**TASK PROMPT:**
Repeat the listing in full, exactly as it stands.

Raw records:
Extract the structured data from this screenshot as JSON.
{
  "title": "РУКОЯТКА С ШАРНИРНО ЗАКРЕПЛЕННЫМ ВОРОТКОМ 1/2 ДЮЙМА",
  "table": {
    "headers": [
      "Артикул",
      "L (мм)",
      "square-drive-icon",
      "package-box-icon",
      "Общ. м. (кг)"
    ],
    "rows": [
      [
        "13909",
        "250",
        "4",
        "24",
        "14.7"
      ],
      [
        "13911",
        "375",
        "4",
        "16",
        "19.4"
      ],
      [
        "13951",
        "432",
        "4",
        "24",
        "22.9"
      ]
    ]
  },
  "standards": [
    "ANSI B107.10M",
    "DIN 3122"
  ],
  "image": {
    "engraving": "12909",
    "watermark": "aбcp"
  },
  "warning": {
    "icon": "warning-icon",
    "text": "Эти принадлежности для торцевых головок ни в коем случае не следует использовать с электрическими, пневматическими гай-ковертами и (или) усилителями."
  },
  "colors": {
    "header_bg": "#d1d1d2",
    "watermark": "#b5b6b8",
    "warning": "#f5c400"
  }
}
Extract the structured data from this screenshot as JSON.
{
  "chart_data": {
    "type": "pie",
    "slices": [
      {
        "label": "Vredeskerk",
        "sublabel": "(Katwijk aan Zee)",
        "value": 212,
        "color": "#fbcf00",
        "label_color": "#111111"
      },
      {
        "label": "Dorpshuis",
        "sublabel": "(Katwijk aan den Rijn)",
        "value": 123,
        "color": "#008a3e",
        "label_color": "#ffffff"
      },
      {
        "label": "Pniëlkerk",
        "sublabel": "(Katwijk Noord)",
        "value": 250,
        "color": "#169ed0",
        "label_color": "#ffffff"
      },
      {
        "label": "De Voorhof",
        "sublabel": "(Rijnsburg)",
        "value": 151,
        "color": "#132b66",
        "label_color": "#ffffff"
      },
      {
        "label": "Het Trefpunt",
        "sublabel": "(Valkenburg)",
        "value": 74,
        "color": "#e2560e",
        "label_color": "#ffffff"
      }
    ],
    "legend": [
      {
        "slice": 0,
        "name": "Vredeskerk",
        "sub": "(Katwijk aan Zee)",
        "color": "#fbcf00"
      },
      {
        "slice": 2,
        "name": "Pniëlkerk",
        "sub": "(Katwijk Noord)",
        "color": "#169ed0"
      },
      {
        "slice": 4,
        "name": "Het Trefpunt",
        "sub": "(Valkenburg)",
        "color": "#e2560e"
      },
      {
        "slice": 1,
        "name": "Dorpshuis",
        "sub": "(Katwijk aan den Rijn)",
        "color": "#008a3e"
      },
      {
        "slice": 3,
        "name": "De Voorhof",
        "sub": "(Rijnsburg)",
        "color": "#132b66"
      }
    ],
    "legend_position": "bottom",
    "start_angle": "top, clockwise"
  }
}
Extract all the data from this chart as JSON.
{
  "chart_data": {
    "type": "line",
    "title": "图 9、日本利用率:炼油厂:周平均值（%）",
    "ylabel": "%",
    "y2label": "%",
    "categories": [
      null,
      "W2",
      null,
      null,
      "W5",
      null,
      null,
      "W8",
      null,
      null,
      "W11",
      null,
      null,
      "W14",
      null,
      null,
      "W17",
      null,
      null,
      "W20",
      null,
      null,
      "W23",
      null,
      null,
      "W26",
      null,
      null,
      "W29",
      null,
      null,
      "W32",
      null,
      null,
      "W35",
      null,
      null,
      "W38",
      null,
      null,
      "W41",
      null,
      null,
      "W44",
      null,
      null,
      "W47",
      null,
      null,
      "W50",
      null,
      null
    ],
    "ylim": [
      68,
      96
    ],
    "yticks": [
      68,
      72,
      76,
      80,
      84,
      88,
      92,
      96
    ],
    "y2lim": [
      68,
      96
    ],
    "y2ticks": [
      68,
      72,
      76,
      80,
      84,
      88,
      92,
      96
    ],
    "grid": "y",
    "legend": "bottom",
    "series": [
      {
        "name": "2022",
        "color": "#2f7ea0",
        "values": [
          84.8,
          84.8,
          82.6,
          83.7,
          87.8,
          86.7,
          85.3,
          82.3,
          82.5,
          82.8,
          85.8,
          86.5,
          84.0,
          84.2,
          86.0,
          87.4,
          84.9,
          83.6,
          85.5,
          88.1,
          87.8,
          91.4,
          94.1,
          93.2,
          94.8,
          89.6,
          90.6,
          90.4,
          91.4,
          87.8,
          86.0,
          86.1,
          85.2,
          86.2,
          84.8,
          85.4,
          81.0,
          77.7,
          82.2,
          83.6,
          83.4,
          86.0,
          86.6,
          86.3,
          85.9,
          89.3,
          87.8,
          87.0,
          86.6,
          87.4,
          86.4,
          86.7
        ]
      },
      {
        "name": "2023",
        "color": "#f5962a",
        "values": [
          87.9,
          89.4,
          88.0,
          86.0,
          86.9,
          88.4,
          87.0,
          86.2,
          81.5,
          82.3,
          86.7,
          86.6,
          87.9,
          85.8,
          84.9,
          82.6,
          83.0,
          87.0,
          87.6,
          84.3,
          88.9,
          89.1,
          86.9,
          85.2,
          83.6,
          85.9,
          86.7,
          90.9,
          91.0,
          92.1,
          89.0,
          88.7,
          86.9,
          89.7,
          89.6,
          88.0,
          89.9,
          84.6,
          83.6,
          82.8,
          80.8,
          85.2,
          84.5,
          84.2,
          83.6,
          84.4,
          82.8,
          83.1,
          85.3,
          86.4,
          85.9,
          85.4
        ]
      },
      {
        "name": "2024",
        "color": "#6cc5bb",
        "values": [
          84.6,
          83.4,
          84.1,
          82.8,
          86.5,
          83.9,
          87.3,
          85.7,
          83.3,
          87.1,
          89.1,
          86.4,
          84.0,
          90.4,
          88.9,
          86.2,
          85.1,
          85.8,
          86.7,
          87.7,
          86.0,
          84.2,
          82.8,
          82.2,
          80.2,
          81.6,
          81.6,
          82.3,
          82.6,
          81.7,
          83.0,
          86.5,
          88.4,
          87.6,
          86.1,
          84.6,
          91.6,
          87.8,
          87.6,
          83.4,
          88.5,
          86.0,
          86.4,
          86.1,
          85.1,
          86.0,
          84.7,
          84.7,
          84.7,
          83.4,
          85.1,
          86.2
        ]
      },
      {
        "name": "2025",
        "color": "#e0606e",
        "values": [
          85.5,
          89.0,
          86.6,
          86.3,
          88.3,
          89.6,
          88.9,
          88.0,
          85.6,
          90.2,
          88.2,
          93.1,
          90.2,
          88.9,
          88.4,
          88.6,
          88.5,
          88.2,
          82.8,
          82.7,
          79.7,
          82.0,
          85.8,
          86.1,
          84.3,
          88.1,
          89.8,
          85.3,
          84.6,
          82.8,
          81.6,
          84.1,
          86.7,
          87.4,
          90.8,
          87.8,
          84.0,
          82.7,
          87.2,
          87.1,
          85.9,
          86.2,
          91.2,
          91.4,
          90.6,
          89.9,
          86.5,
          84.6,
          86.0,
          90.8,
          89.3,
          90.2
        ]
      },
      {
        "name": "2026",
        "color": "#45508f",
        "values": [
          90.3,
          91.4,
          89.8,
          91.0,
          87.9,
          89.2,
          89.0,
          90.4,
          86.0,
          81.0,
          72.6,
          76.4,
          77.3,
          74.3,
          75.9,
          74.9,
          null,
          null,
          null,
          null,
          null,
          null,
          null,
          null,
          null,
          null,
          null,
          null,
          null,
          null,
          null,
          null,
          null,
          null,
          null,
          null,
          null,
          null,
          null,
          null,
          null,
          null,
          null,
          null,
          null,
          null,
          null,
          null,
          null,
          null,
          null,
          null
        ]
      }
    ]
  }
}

**SOLUTION TO THIS TASK:**
Extract the structured data from this screenshot as JSON.
{
  "title": "РУКОЯТКА С ШАРНИРНО ЗАКРЕПЛЕННЫМ ВОРОТКОМ 1/2 ДЮЙМА",
  "table": {
    "headers": [
      "Артикул",
      "L (мм)",
      "square-drive-icon",
      "package-box-icon",
      "Общ. м. (кг)"
    ],
    "rows": [
      [
        "13909",
        "250",
        "4",
        "24",
        "14.7"
      ],
      [
        "13911",
        "375",
        "4",
        "16",
        "19.4"
      ],
      [
        "13951",
        "432",
        "4",
        "24",
        "22.9"
      ]
    ]
  },
  "standards": [
    "ANSI B107.10M",
    "DIN 3122"
  ],
  "image": {
    "engraving": "12909",
    "watermark": "aбcp"
  },
  "warning": {
    "icon": "warning-icon",
    "text": "Эти принадлежности для торцевых головок ни в коем случае не следует использовать с электрическими, пневматическими гай-ковертами и (или) усилителями."
  },
  "colors": {
    "header_bg": "#d1d1d2",
    "watermark": "#b5b6b8",
    "warning": "#f5c400"
  }
}
Extract the structured data from this screenshot as JSON.
{
  "chart_data": {
    "type": "pie",
    "slices": [
      {
        "label": "Vredeskerk",
        "sublabel": "(Katwijk aan Zee)",
        "value": 212,
        "color": "#fbcf00",
        "label_color": "#111111"
      },
      {
        "label": "Dorpshuis",
        "sublabel": "(Katwijk aan den Rijn)",
        "value": 123,
        "color": "#008a3e",
        "label_color": "#ffffff"
      },
      {
        "label": "Pniëlkerk",
        "sublabel": "(Katwijk Noord)",
        "value": 250,
        "color": "#169ed0",
        "label_color": "#ffffff"
      },
      {
        "label": "De Voorhof",
        "sublabel": "(Rijnsburg)",
        "value": 151,
        "color": "#132b66",
        "label_color": "#ffffff"
      },
      {
        "label": "Het Trefpunt",
        "sublabel": "(Valkenburg)",
        "value": 74,
        "color": "#e2560e",
        "label_color": "#ffffff"
      }
    ],
    "legend": [
      {
        "slice": 0,
        "name": "Vredeskerk",
        "sub": "(Katwijk aan Zee)",
        "color": "#fbcf00"
      },
      {
        "slice": 2,
        "name": "Pniëlkerk",
        "sub": "(Katwijk Noord)",
        "color": "#169ed0"
      },
      {
        "slice": 4,
        "name": "Het Trefpunt",
        "sub": "(Valkenburg)",
        "color": "#e2560e"
      },
      {
        "slice": 1,
        "name": "Dorpshuis",
        "sub": "(Katwijk aan den Rijn)",
        "color": "#008a3e"
      },
      {
        "slice": 3,
        "name": "De Voorhof",
        "sub": "(Rijnsburg)",
        "color": "#132b66"
      }
    ],
    "legend_position": "bottom",
    "start_angle": "top, clockwise"
  }
}
Extract all the data from this chart as JSON.
{
  "chart_data": {
    "type": "line",
    "title": "图 9、日本利用率:炼油厂:周平均值（%）",
    "ylabel": "%",
    "y2label": "%",
    "categories": [
      null,
      "W2",
      null,
      null,
      "W5",
      null,
      null,
      "W8",
      null,
      null,
      "W11",
      null,
      null,
      "W14",
      null,
      null,
      "W17",
      null,
      null,
      "W20",
      null,
      null,
      "W23",
      null,
      null,
      "W26",
      null,
      null,
      "W29",
      null,
      null,
      "W32",
      null,
      null,
      "W35",
      null,
      null,
      "W38",
      null,
      null,
      "W41",
      null,
      null,
      "W44",
      null,
      null,
      "W47",
      null,
      null,
      "W50",
      null,
      null
    ],
    "ylim": [
      68,
      96
    ],
    "yticks": [
      68,
      72,
      76,
      80,
      84,
      88,
      92,
      96
    ],
    "y2lim": [
      68,
      96
    ],
    "y2ticks": [
      68,
      72,
      76,
      80,
      84,
      88,
      92,
      96
    ],
    "grid": "y",
    "legend": "bottom",
    "series": [
      {
        "name": "2022",
        "color": "#2f7ea0",
        "values": [
          84.8,
          84.8,
          82.6,
          83.7,
          87.8,
          86.7,
          85.3,
          82.3,
          82.5,
          82.8,
          85.8,
          86.5,
          84.0,
          84.2,
          86.0,
          87.4,
          84.9,
          83.6,
          85.5,
          88.1,
          87.8,
          91.4,
          94.1,
          93.2,
          94.8,
          89.6,
          90.6,
          90.4,
          91.4,
          87.8,
          86.0,
          86.1,
          85.2,
          86.2,
          84.8,
          85.4,
          81.0,
          77.7,
          82.2,
          83.6,
          83.4,
          86.0,
          86.6,
          86.3,
          85.9,
          89.3,
          87.8,
          87.0,
          86.6,
          87.4,
          86.4,
          86.7
        ]
      },
      {
        "name": "2023",
        "color": "#f5962a",
        "values": [
          87.9,
          89.4,
          88.0,
          86.0,
          86.9,
          88.4,
          87.0,
          86.2,
          81.5,
          82.3,
          86.7,
          86.6,
          87.9,
          85.8,
          84.9,
          82.6,
          83.0,
          87.0,
          87.6,
          84.3,
          88.9,
          89.1,
          86.9,
          85.2,
          83.6,
          85.9,
          86.7,
          90.9,
          91.0,
          92.1,
          89.0,
          88.7,
          86.9,
          89.7,
          89.6,
          88.0,
          89.9,
          84.6,
          83.6,
          82.8,
          80.8,
          85.2,
          84.5,
          84.2,
          83.6,
          84.4,
          82.8,
          83.1,
          85.3,
          86.4,
          85.9,
          85.4
        ]
      },
      {
        "name": "2024",
        "color": "#6cc5bb",
        "values": [
          84.6,
          83.4,
          84.1,
          82.8,
          86.5,
          83.9,
          87.3,
          85.7,
          83.3,
          87.1,
          89.1,
          86.4,
          84.0,
          90.4,
          88.9,
          86.2,
          85.1,
          85.8,
          86.7,
          87.7,
          86.0,
          84.2,
          82.8,
          82.2,
          80.2,
          81.6,
          81.6,
          82.3,
          82.6,
          81.7,
          83.0,
          86.5,
          88.4,
          87.6,
          86.1,
          84.6,
          91.6,
          87.8,
          87.6,
          83.4,
          88.5,
          86.0,
          86.4,
          86.1,
          85.1,
          86.0,
          84.7,
          84.7,
          84.7,
          83.4,
          85.1,
          86.2
        ]
      },
      {
        "name": "2025",
        "color": "#e0606e",
        "values": [
          85.5,
          89.0,
          86.6,
          86.3,
          88.3,
          89.6,
          88.9,
          88.0,
          85.6,
          90.2,
          88.2,
          93.1,
          90.2,
          88.9,
          88.4,
          88.6,
          88.5,
          88.2,
          82.8,
          82.7,
          79.7,
          82.0,
          85.8,
          86.1,
          84.3,
          88.1,
          89.8,
          85.3,
          84.6,
          82.8,
          81.6,
          84.1,
          86.7,
          87.4,
          90.8,
          87.8,
          84.0,
          82.7,
          87.2,
          87.1,
          85.9,
          86.2,
          91.2,
          91.4,
          90.6,
          89.9,
          86.5,
          84.6,
          86.0,
          90.8,
          89.3,
          90.2
        ]
      },
      {
        "name": "2026",
        "color": "#45508f",
        "values": [
          90.3,
          91.4,
          89.8,
          91.0,
          87.9,
          89.2,
          89.0,
          90.4,
          86.0,
          81.0,
          72.6,
          76.4,
          77.3,
          74.3,
          75.9,
          74.9,
          null,
          null,
          null,
          null,
          null,
          null,
          null,
          null,
          null,
          null,
          null,
          null,
          null,
          null,
          null,
          null,
          null,
          null,
          null,
          null,
          null,
          null,
          null,
          null,
          null,
          null,
          null,
          null,
          null,
          null,
          null,
          null,
          null,
          null,
          null,
          null
        ]
      }
    ]
  }
}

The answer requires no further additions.